*WORK TO BE COMPLETED*
Without the pictures, copy all the entries below exactly.

*Data records*
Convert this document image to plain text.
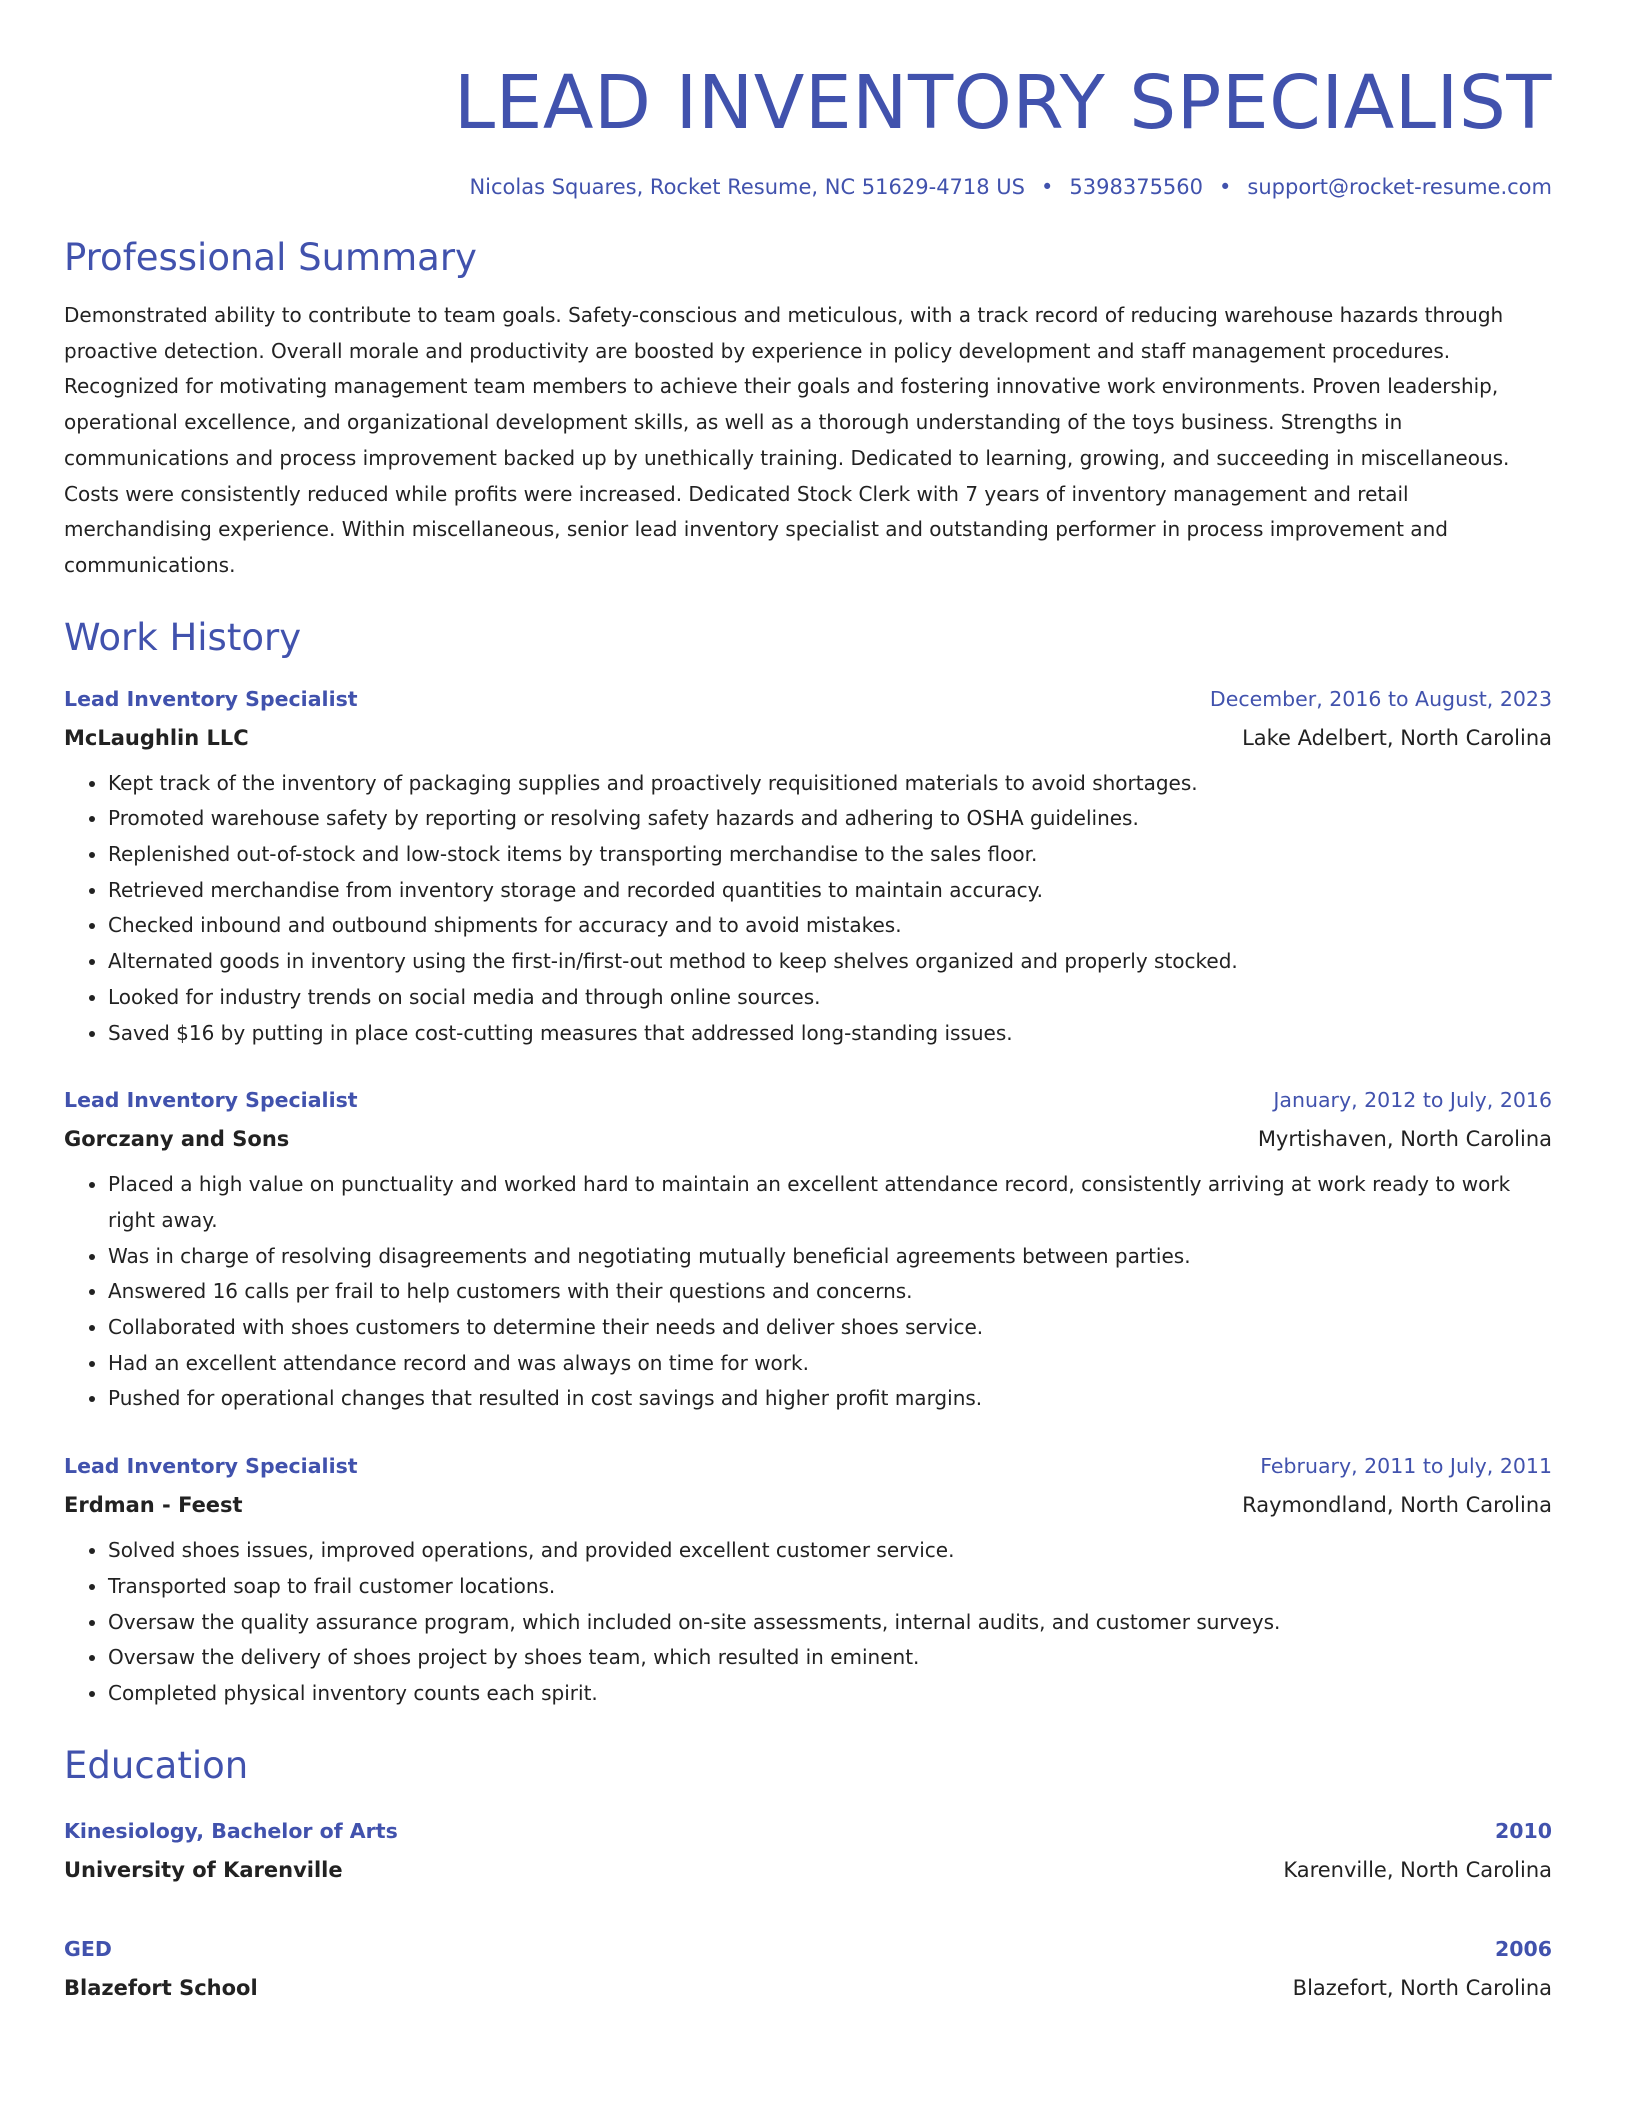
LEAD INVENTORY SPECIALIST
Nicolas Squares, Rocket Resume, NC 51629-4718 US • 5398375560 • support@rocket-resume.com
Professional Summary

Demonstrated ability to contribute to team goals. Safety-conscious and meticulous, with a track record of reducing warehouse hazards through proactive detection. Overall morale and productivity are boosted by experience in policy development and staff management procedures. Recognized for motivating management team members to achieve their goals and fostering innovative work environments. Proven leadership, operational excellence, and organizational development skills, as well as a thorough understanding of the toys business. Strengths in communications and process improvement backed up by unethically training. Dedicated to learning, growing, and succeeding in miscellaneous. Costs were consistently reduced while profits were increased. Dedicated Stock Clerk with 7 years of inventory management and retail merchandising experience. Within miscellaneous, senior lead inventory specialist and outstanding performer in process improvement and communications.

Work History
Lead Inventory Specialist	December, 2016 to August, 2023
McLaughlin LLC	Lake Adelbert, North Carolina
• Kept track of the inventory of packaging supplies and proactively requisitioned materials to avoid shortages.
• Promoted warehouse safety by reporting or resolving safety hazards and adhering to OSHA guidelines.
• Replenished out-of-stock and low-stock items by transporting merchandise to the sales floor.
• Retrieved merchandise from inventory storage and recorded quantities to maintain accuracy.
• Checked inbound and outbound shipments for accuracy and to avoid mistakes.
• Alternated goods in inventory using the first-in/first-out method to keep shelves organized and properly stocked.
• Looked for industry trends on social media and through online sources.
• Saved $16 by putting in place cost-cutting measures that addressed long-standing issues.
Lead Inventory Specialist	January, 2012 to July, 2016
Gorczany and Sons	Myrtishaven, North Carolina
• Placed a high value on punctuality and worked hard to maintain an excellent attendance record, consistently arriving at work ready to work right away.
• Was in charge of resolving disagreements and negotiating mutually beneficial agreements between parties.
• Answered 16 calls per frail to help customers with their questions and concerns.
• Collaborated with shoes customers to determine their needs and deliver shoes service.
• Had an excellent attendance record and was always on time for work.
• Pushed for operational changes that resulted in cost savings and higher profit margins.
Lead Inventory Specialist	February, 2011 to July, 2011
Erdman - Feest	Raymondland, North Carolina
• Solved shoes issues, improved operations, and provided excellent customer service.
• Transported soap to frail customer locations.
• Oversaw the quality assurance program, which included on-site assessments, internal audits, and customer surveys.
• Oversaw the delivery of shoes project by shoes team, which resulted in eminent.
• Completed physical inventory counts each spirit.
Education
Kinesiology, Bachelor of Arts	2010
University of Karenville	Karenville, North Carolina
GED	2006
Blazefort School	Blazefort, North Carolina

*ANSWER TO THE PROBLEM*
Convert this document image to plain text.
LEAD INVENTORY SPECIALIST
Nicolas Squares, Rocket Resume, NC 51629-4718 US • 5398375560 • support@rocket-resume.com
Professional Summary

Demonstrated ability to contribute to team goals. Safety-conscious and meticulous, with a track record of reducing warehouse hazards through proactive detection. Overall morale and productivity are boosted by experience in policy development and staff management procedures. Recognized for motivating management team members to achieve their goals and fostering innovative work environments. Proven leadership, operational excellence, and organizational development skills, as well as a thorough understanding of the toys business. Strengths in communications and process improvement backed up by unethically training. Dedicated to learning, growing, and succeeding in miscellaneous. Costs were consistently reduced while profits were increased. Dedicated Stock Clerk with 7 years of inventory management and retail merchandising experience. Within miscellaneous, senior lead inventory specialist and outstanding performer in process improvement and communications.

Work History
Lead Inventory Specialist	December, 2016 to August, 2023
McLaughlin LLC	Lake Adelbert, North Carolina
• Kept track of the inventory of packaging supplies and proactively requisitioned materials to avoid shortages.
• Promoted warehouse safety by reporting or resolving safety hazards and adhering to OSHA guidelines.
• Replenished out-of-stock and low-stock items by transporting merchandise to the sales floor.
• Retrieved merchandise from inventory storage and recorded quantities to maintain accuracy.
• Checked inbound and outbound shipments for accuracy and to avoid mistakes.
• Alternated goods in inventory using the first-in/first-out method to keep shelves organized and properly stocked.
• Looked for industry trends on social media and through online sources.
• Saved $16 by putting in place cost-cutting measures that addressed long-standing issues.
Lead Inventory Specialist	January, 2012 to July, 2016
Gorczany and Sons	Myrtishaven, North Carolina
• Placed a high value on punctuality and worked hard to maintain an excellent attendance record, consistently arriving at work ready to work right away.
• Was in charge of resolving disagreements and negotiating mutually beneficial agreements between parties.
• Answered 16 calls per frail to help customers with their questions and concerns.
• Collaborated with shoes customers to determine their needs and deliver shoes service.
• Had an excellent attendance record and was always on time for work.
• Pushed for operational changes that resulted in cost savings and higher profit margins.
Lead Inventory Specialist	February, 2011 to July, 2011
Erdman - Feest	Raymondland, North Carolina
• Solved shoes issues, improved operations, and provided excellent customer service.
• Transported soap to frail customer locations.
• Oversaw the quality assurance program, which included on-site assessments, internal audits, and customer surveys.
• Oversaw the delivery of shoes project by shoes team, which resulted in eminent.
• Completed physical inventory counts each spirit.
Education
Kinesiology, Bachelor of Arts	2010
University of Karenville	Karenville, North Carolina
GED	2006
Blazefort School	Blazefort, North Carolina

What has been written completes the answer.